Stated goal —
The entries that follow should be written out exactly.

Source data
===============

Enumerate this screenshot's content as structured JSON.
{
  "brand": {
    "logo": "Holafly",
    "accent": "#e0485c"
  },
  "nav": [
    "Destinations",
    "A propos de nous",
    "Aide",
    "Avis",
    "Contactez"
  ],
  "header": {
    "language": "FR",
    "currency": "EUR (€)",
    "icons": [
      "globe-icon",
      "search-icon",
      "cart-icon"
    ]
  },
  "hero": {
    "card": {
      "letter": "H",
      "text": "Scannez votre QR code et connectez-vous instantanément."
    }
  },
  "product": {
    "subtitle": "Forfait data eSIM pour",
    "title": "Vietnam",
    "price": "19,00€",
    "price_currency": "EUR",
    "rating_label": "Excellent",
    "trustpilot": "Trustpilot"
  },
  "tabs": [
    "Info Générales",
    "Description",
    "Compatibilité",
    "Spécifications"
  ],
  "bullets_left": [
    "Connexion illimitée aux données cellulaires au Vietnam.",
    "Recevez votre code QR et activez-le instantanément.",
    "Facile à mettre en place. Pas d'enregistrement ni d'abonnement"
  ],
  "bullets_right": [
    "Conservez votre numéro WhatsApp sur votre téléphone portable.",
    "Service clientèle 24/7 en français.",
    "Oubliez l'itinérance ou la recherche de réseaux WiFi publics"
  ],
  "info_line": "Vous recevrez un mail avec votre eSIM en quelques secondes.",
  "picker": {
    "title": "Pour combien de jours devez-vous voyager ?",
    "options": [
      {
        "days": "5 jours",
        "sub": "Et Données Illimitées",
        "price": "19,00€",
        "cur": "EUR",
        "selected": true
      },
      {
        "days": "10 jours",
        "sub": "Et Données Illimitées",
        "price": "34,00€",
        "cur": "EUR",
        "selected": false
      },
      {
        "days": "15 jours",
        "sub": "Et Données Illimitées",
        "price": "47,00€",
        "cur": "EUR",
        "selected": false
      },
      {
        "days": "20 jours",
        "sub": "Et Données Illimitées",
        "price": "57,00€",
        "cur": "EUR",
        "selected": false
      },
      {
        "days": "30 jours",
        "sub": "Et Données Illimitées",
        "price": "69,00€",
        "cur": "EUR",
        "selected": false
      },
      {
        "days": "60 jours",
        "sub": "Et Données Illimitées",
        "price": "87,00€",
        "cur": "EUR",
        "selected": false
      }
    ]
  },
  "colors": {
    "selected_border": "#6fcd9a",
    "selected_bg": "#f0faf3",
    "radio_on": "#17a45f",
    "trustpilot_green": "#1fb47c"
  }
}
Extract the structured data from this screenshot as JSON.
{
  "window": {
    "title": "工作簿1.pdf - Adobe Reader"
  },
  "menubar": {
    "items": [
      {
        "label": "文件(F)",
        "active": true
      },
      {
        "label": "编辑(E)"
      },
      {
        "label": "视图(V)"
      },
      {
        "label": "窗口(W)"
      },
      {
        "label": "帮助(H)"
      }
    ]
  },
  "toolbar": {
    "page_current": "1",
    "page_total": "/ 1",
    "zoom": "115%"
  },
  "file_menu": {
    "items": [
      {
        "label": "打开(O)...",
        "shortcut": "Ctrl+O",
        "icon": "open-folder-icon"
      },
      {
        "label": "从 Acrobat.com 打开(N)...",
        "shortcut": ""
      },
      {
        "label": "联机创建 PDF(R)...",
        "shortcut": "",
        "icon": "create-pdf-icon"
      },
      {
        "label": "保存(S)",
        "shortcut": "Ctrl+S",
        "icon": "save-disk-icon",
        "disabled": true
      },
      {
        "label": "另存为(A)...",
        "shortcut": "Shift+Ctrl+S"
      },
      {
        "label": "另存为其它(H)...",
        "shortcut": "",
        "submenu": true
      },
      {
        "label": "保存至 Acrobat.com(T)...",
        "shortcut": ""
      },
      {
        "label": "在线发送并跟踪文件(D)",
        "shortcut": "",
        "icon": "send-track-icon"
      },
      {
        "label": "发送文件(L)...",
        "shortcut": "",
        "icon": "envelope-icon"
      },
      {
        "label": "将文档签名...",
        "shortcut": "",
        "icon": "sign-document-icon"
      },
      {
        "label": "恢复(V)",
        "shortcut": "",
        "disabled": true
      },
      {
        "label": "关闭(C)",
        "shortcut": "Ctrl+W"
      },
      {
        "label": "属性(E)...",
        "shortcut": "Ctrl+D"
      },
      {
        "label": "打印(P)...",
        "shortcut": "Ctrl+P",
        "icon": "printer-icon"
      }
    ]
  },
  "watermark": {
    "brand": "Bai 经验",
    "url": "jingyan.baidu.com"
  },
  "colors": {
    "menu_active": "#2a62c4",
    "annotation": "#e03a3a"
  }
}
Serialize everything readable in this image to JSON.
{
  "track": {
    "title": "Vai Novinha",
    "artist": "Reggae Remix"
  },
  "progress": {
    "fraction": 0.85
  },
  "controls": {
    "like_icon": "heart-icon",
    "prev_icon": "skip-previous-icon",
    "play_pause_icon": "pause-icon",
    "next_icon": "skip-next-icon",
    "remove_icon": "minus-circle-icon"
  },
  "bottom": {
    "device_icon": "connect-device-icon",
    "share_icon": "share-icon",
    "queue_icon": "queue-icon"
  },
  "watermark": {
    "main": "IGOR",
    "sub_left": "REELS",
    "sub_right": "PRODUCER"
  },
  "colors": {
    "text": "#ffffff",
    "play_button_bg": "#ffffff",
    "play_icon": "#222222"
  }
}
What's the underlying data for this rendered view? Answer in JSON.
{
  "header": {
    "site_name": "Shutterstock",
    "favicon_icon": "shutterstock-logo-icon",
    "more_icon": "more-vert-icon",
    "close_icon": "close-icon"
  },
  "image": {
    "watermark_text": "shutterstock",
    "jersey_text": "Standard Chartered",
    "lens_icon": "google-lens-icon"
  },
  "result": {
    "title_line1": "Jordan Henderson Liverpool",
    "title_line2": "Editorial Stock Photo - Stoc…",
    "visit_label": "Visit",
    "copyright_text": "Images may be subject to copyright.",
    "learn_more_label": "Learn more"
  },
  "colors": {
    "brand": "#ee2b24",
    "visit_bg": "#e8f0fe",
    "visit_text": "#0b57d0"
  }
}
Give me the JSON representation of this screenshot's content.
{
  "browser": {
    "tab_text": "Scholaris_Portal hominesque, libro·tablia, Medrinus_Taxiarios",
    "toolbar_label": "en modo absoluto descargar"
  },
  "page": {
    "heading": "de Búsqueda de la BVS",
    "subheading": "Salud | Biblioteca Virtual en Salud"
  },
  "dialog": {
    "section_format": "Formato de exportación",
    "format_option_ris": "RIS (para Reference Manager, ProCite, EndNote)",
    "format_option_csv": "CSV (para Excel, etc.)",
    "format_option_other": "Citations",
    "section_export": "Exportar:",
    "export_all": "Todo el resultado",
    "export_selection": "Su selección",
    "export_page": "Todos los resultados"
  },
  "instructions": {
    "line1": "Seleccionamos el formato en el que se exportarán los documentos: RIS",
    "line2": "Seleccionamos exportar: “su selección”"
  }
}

===============

Solution to this exercise —
Enumerate this screenshot's content as structured JSON.
{
  "brand": {
    "logo": "Holafly",
    "accent": "#e0485c"
  },
  "nav": [
    "Destinations",
    "A propos de nous",
    "Aide",
    "Avis",
    "Contactez"
  ],
  "header": {
    "language": "FR",
    "currency": "EUR (€)",
    "icons": [
      "globe-icon",
      "search-icon",
      "cart-icon"
    ]
  },
  "hero": {
    "card": {
      "letter": "H",
      "text": "Scannez votre QR code et connectez-vous instantanément."
    }
  },
  "product": {
    "subtitle": "Forfait data eSIM pour",
    "title": "Vietnam",
    "price": "19,00€",
    "price_currency": "EUR",
    "rating_label": "Excellent",
    "trustpilot": "Trustpilot"
  },
  "tabs": [
    "Info Générales",
    "Description",
    "Compatibilité",
    "Spécifications"
  ],
  "bullets_left": [
    "Connexion illimitée aux données cellulaires au Vietnam.",
    "Recevez votre code QR et activez-le instantanément.",
    "Facile à mettre en place. Pas d'enregistrement ni d'abonnement"
  ],
  "bullets_right": [
    "Conservez votre numéro WhatsApp sur votre téléphone portable.",
    "Service clientèle 24/7 en français.",
    "Oubliez l'itinérance ou la recherche de réseaux WiFi publics"
  ],
  "info_line": "Vous recevrez un mail avec votre eSIM en quelques secondes.",
  "picker": {
    "title": "Pour combien de jours devez-vous voyager ?",
    "options": [
      {
        "days": "5 jours",
        "sub": "Et Données Illimitées",
        "price": "19,00€",
        "cur": "EUR",
        "selected": true
      },
      {
        "days": "10 jours",
        "sub": "Et Données Illimitées",
        "price": "34,00€",
        "cur": "EUR",
        "selected": false
      },
      {
        "days": "15 jours",
        "sub": "Et Données Illimitées",
        "price": "47,00€",
        "cur": "EUR",
        "selected": false
      },
      {
        "days": "20 jours",
        "sub": "Et Données Illimitées",
        "price": "57,00€",
        "cur": "EUR",
        "selected": false
      },
      {
        "days": "30 jours",
        "sub": "Et Données Illimitées",
        "price": "69,00€",
        "cur": "EUR",
        "selected": false
      },
      {
        "days": "60 jours",
        "sub": "Et Données Illimitées",
        "price": "87,00€",
        "cur": "EUR",
        "selected": false
      }
    ]
  },
  "colors": {
    "selected_border": "#6fcd9a",
    "selected_bg": "#f0faf3",
    "radio_on": "#17a45f",
    "trustpilot_green": "#1fb47c"
  }
}
Extract the structured data from this screenshot as JSON.
{
  "window": {
    "title": "工作簿1.pdf - Adobe Reader"
  },
  "menubar": {
    "items": [
      {
        "label": "文件(F)",
        "active": true
      },
      {
        "label": "编辑(E)"
      },
      {
        "label": "视图(V)"
      },
      {
        "label": "窗口(W)"
      },
      {
        "label": "帮助(H)"
      }
    ]
  },
  "toolbar": {
    "page_current": "1",
    "page_total": "/ 1",
    "zoom": "115%"
  },
  "file_menu": {
    "items": [
      {
        "label": "打开(O)...",
        "shortcut": "Ctrl+O",
        "icon": "open-folder-icon"
      },
      {
        "label": "从 Acrobat.com 打开(N)...",
        "shortcut": ""
      },
      {
        "label": "联机创建 PDF(R)...",
        "shortcut": "",
        "icon": "create-pdf-icon"
      },
      {
        "label": "保存(S)",
        "shortcut": "Ctrl+S",
        "icon": "save-disk-icon",
        "disabled": true
      },
      {
        "label": "另存为(A)...",
        "shortcut": "Shift+Ctrl+S"
      },
      {
        "label": "另存为其它(H)...",
        "shortcut": "",
        "submenu": true
      },
      {
        "label": "保存至 Acrobat.com(T)...",
        "shortcut": ""
      },
      {
        "label": "在线发送并跟踪文件(D)",
        "shortcut": "",
        "icon": "send-track-icon"
      },
      {
        "label": "发送文件(L)...",
        "shortcut": "",
        "icon": "envelope-icon"
      },
      {
        "label": "将文档签名...",
        "shortcut": "",
        "icon": "sign-document-icon"
      },
      {
        "label": "恢复(V)",
        "shortcut": "",
        "disabled": true
      },
      {
        "label": "关闭(C)",
        "shortcut": "Ctrl+W"
      },
      {
        "label": "属性(E)...",
        "shortcut": "Ctrl+D"
      },
      {
        "label": "打印(P)...",
        "shortcut": "Ctrl+P",
        "icon": "printer-icon"
      }
    ]
  },
  "watermark": {
    "brand": "Bai 经验",
    "url": "jingyan.baidu.com"
  },
  "colors": {
    "menu_active": "#2a62c4",
    "annotation": "#e03a3a"
  }
}
Serialize everything readable in this image to JSON.
{
  "track": {
    "title": "Vai Novinha",
    "artist": "Reggae Remix"
  },
  "progress": {
    "fraction": 0.85
  },
  "controls": {
    "like_icon": "heart-icon",
    "prev_icon": "skip-previous-icon",
    "play_pause_icon": "pause-icon",
    "next_icon": "skip-next-icon",
    "remove_icon": "minus-circle-icon"
  },
  "bottom": {
    "device_icon": "connect-device-icon",
    "share_icon": "share-icon",
    "queue_icon": "queue-icon"
  },
  "watermark": {
    "main": "IGOR",
    "sub_left": "REELS",
    "sub_right": "PRODUCER"
  },
  "colors": {
    "text": "#ffffff",
    "play_button_bg": "#ffffff",
    "play_icon": "#222222"
  }
}
What's the underlying data for this rendered view? Answer in JSON.
{
  "header": {
    "site_name": "Shutterstock",
    "favicon_icon": "shutterstock-logo-icon",
    "more_icon": "more-vert-icon",
    "close_icon": "close-icon"
  },
  "image": {
    "watermark_text": "shutterstock",
    "jersey_text": "Standard Chartered",
    "lens_icon": "google-lens-icon"
  },
  "result": {
    "title_line1": "Jordan Henderson Liverpool",
    "title_line2": "Editorial Stock Photo - Stoc…",
    "visit_label": "Visit",
    "copyright_text": "Images may be subject to copyright.",
    "learn_more_label": "Learn more"
  },
  "colors": {
    "brand": "#ee2b24",
    "visit_bg": "#e8f0fe",
    "visit_text": "#0b57d0"
  }
}
Give me the JSON representation of this screenshot's content.
{
  "browser": {
    "tab_text": "Scholaris_Portal hominesque, libro·tablia, Medrinus_Taxiarios",
    "toolbar_label": "en modo absoluto descargar"
  },
  "page": {
    "heading": "de Búsqueda de la BVS",
    "subheading": "Salud | Biblioteca Virtual en Salud"
  },
  "dialog": {
    "section_format": "Formato de exportación",
    "format_option_ris": "RIS (para Reference Manager, ProCite, EndNote)",
    "format_option_csv": "CSV (para Excel, etc.)",
    "format_option_other": "Citations",
    "section_export": "Exportar:",
    "export_all": "Todo el resultado",
    "export_selection": "Su selección",
    "export_page": "Todos los resultados"
  },
  "instructions": {
    "line1": "Seleccionamos el formato en el que se exportarán los documentos: RIS",
    "line2": "Seleccionamos exportar: “su selección”"
  }
}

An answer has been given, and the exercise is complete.